TASK:
Copy, from the entries below, each line in which the string "sport" appears.

MATERIAL PROVIDED:
○ ○ ○
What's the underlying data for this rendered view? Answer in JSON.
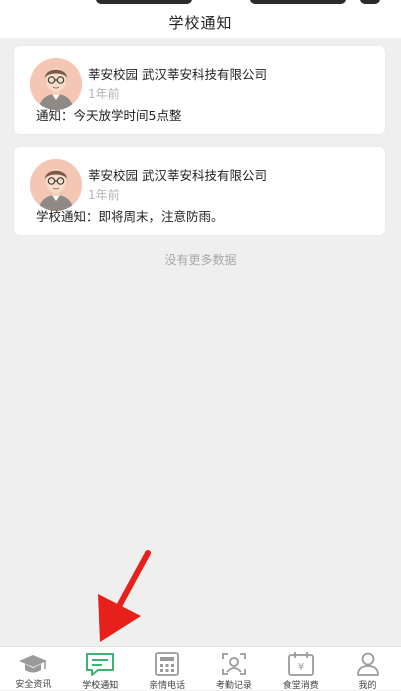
{
  "header": {
    "title": "学校通知"
  },
  "notifications": [
    {
      "sender": "莘安校园 武汉莘安科技有限公司",
      "time": "1年前",
      "message": "通知：今天放学时间5点整"
    },
    {
      "sender": "莘安校园 武汉莘安科技有限公司",
      "time": "1年前",
      "message": "学校通知：即将周末，注意防雨。"
    }
  ],
  "list_footer": "没有更多数据",
  "tabbar": {
    "items": [
      {
        "label": "安全资讯",
        "icon": "graduation-cap-icon",
        "active": false
      },
      {
        "label": "学校通知",
        "icon": "message-icon",
        "active": true
      },
      {
        "label": "亲情电话",
        "icon": "calculator-phone-icon",
        "active": false
      },
      {
        "label": "考勤记录",
        "icon": "face-scan-icon",
        "active": false
      },
      {
        "label": "食堂消费",
        "icon": "yen-calendar-icon",
        "active": false
      },
      {
        "label": "我的",
        "icon": "user-icon",
        "active": false
      }
    ]
  },
  "colors": {
    "accent": "#3cb371",
    "icon_gray": "#9a9a9a",
    "background": "#efefef",
    "annotation_arrow": "#e8201c"
  }
}
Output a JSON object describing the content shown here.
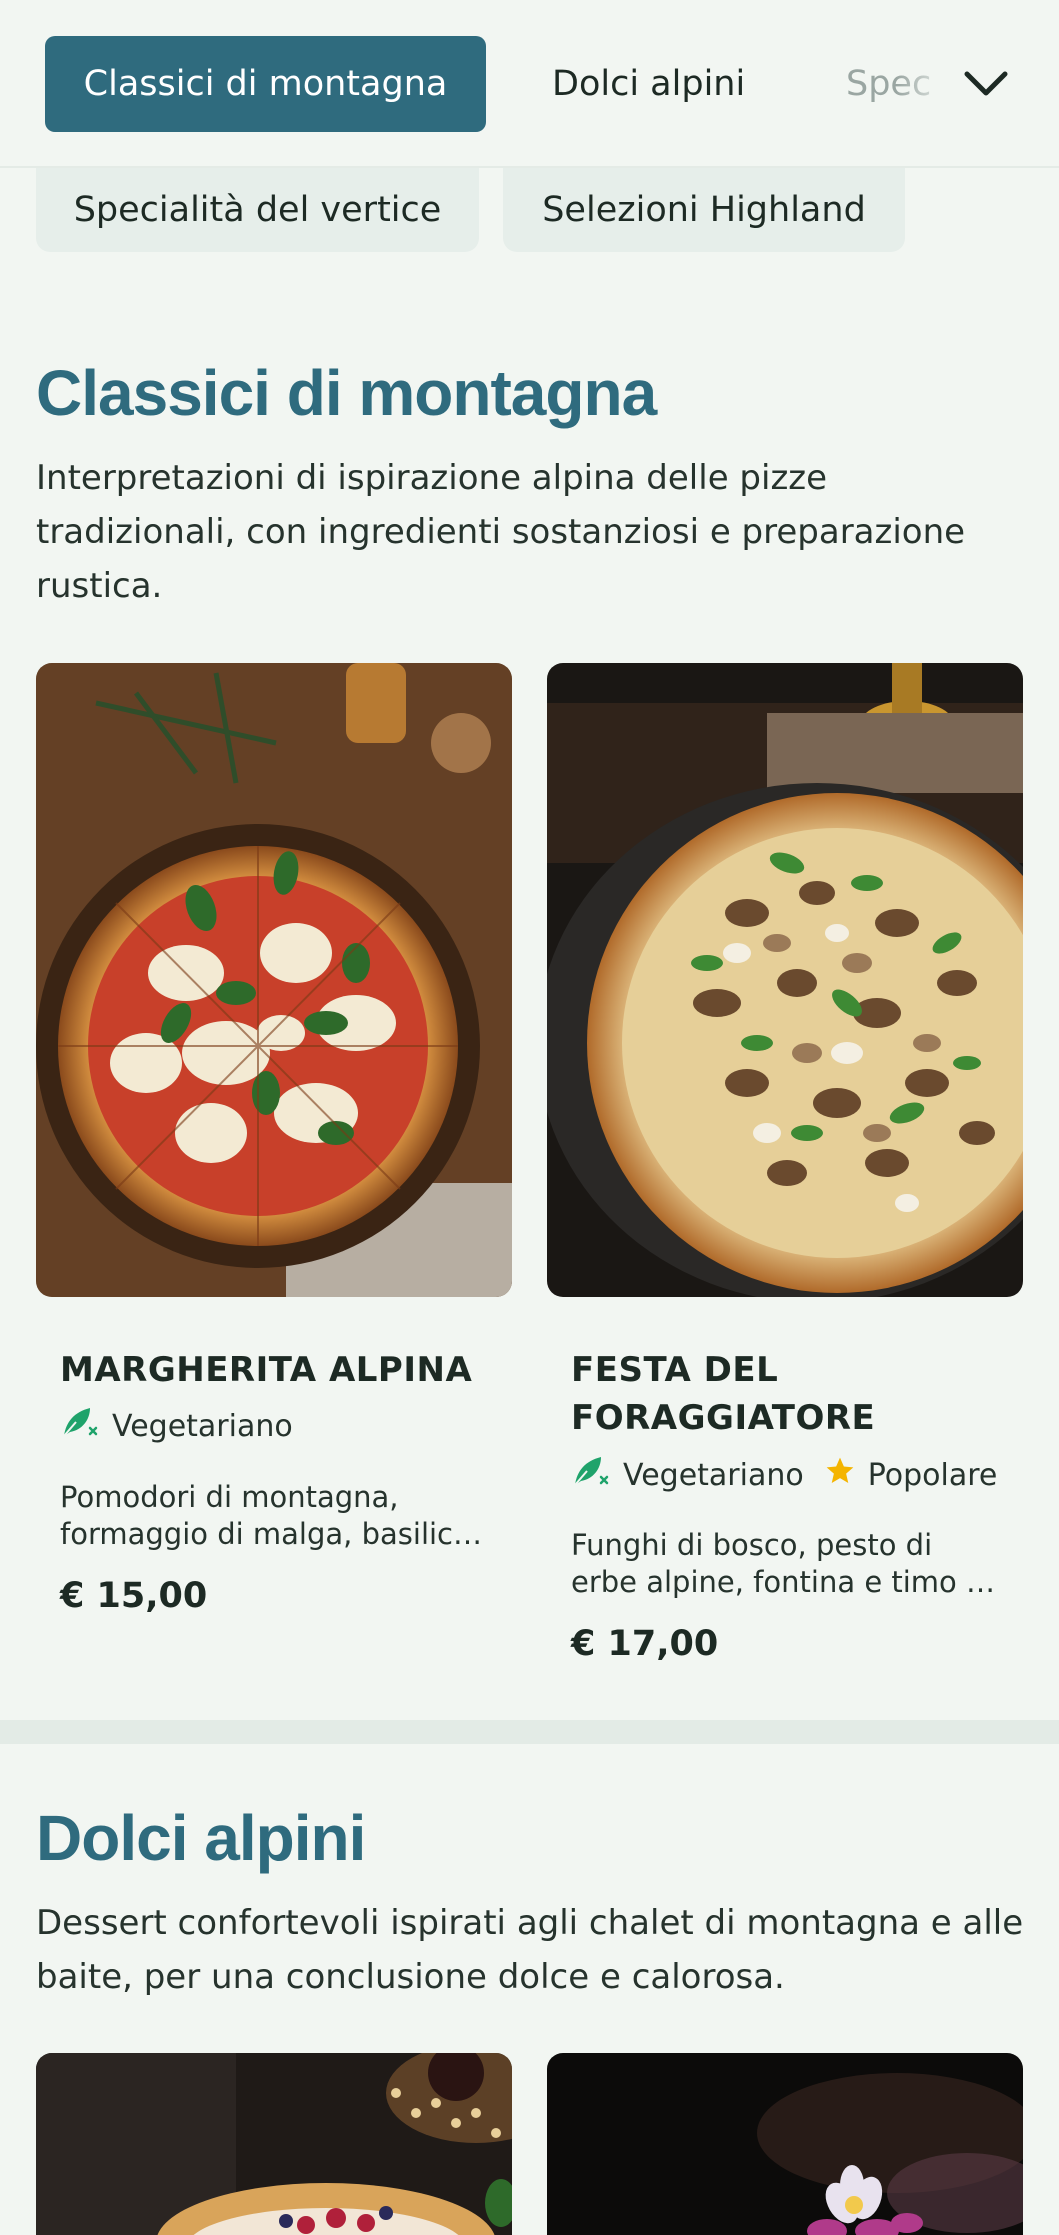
{
  "category_nav": {
    "active": "Classici di montagna",
    "item2": "Dolci alpini",
    "item3_partial": "Spec",
    "secondary": [
      "Specialità del vertice",
      "Selezioni Highland"
    ]
  },
  "sections": [
    {
      "title": "Classici di montagna",
      "description": "Interpretazioni di ispirazione alpina delle pizze tradizionali, con ingredienti sostanziosi e preparazione rustica.",
      "items": [
        {
          "name": "MARGHERITA ALPINA",
          "tags": [
            "Vegetariano"
          ],
          "description": "Pomodori di montagna, formaggio di malga, basilico fresco e olio extravergine",
          "price": "€ 15,00",
          "image": "pizza-margherita-photo"
        },
        {
          "name": "FESTA DEL FORAGGIATORE",
          "tags": [
            "Vegetariano",
            "Popolare"
          ],
          "description": "Funghi di bosco, pesto di erbe alpine, fontina e timo di montagna",
          "price": "€ 17,00",
          "image": "pizza-mushroom-photo"
        }
      ]
    },
    {
      "title": "Dolci alpini",
      "description": "Dessert confortevoli ispirati agli chalet di montagna e alle baite, per una conclusione dolce e calorosa.",
      "items": [
        {
          "image": "dessert-berry-tart-photo"
        },
        {
          "image": "dessert-flowers-photo"
        }
      ]
    }
  ],
  "icons": {
    "vegetarian": "leaf-icon",
    "popular": "star-icon",
    "dropdown": "chevron-down-icon"
  },
  "colors": {
    "accent": "#2f6b7e",
    "background": "#f2f6f2",
    "vegetarian": "#1fa36b",
    "popular": "#f4b400"
  }
}
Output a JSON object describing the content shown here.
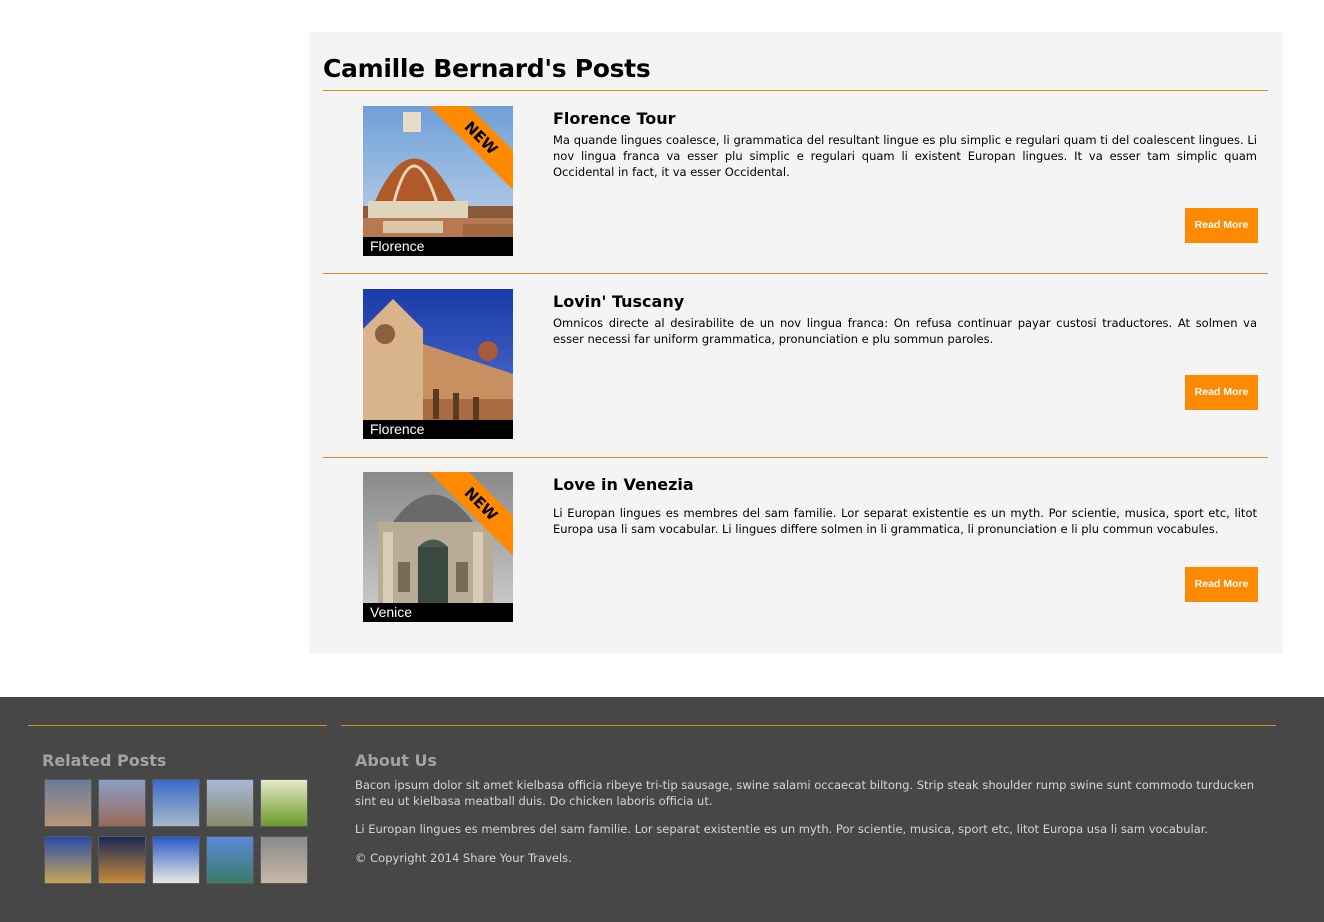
{
  "page": {
    "title": "Camille Bernard's Posts"
  },
  "posts": [
    {
      "title": "Florence Tour",
      "caption": "Florence",
      "badge": "NEW",
      "body": "Ma quande lingues coalesce, li grammatica del resultant lingue es plu simplic e regulari quam ti del coalescent lingues. Li nov lingua franca va esser plu simplic e regulari quam li existent Europan lingues. It va esser tam simplic quam Occidental in fact, it va esser Occidental.",
      "button": "Read More"
    },
    {
      "title": "Lovin' Tuscany",
      "caption": "Florence",
      "badge": "",
      "body": "Omnicos directe al desirabilite de un nov lingua franca: On refusa continuar payar custosi traductores. At solmen va esser necessi far uniform grammatica, pronunciation e plu sommun paroles.",
      "button": "Read More"
    },
    {
      "title": "Love in Venezia",
      "caption": "Venice",
      "badge": "NEW",
      "body": "Li Europan lingues es membres del sam familie. Lor separat existentie es un myth. Por scientie, musica, sport etc, litot Europa usa li sam vocabular. Li lingues differe solmen in li grammatica, li pronunciation e li plu commun vocabules.",
      "button": "Read More"
    }
  ],
  "footer": {
    "related_heading": "Related Posts",
    "about_heading": "About Us",
    "about_text_1": "Bacon ipsum dolor sit amet kielbasa officia ribeye tri-tip sausage, swine salami occaecat biltong. Strip steak shoulder rump swine sunt commodo turducken sint eu ut kielbasa meatball duis. Do chicken laboris officia ut.",
    "about_text_2": "Li Europan lingues es membres del sam familie. Lor separat existentie es un myth. Por scientie, musica, sport etc, litot Europa usa li sam vocabular.",
    "copyright": "© Copyright 2014 Share Your Travels."
  },
  "colors": {
    "accent": "#ff8a00",
    "rule": "#e08a1e",
    "panel": "#f4f4f4",
    "footer_bg": "#474747"
  }
}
○ ○ ○
ANSWER TO THIS TASK:
      "body": "Li Europan lingues es membres del sam familie. Lor separat existentie es un myth. Por scientie, musica, sport etc, litot Europa usa li sam vocabular. Li lingues differe solmen in li grammatica, li pronunciation e li plu commun vocabules.",
    "about_text_2": "Li Europan lingues es membres del sam familie. Lor separat existentie es un myth. Por scientie, musica, sport etc, litot Europa usa li sam vocabular.",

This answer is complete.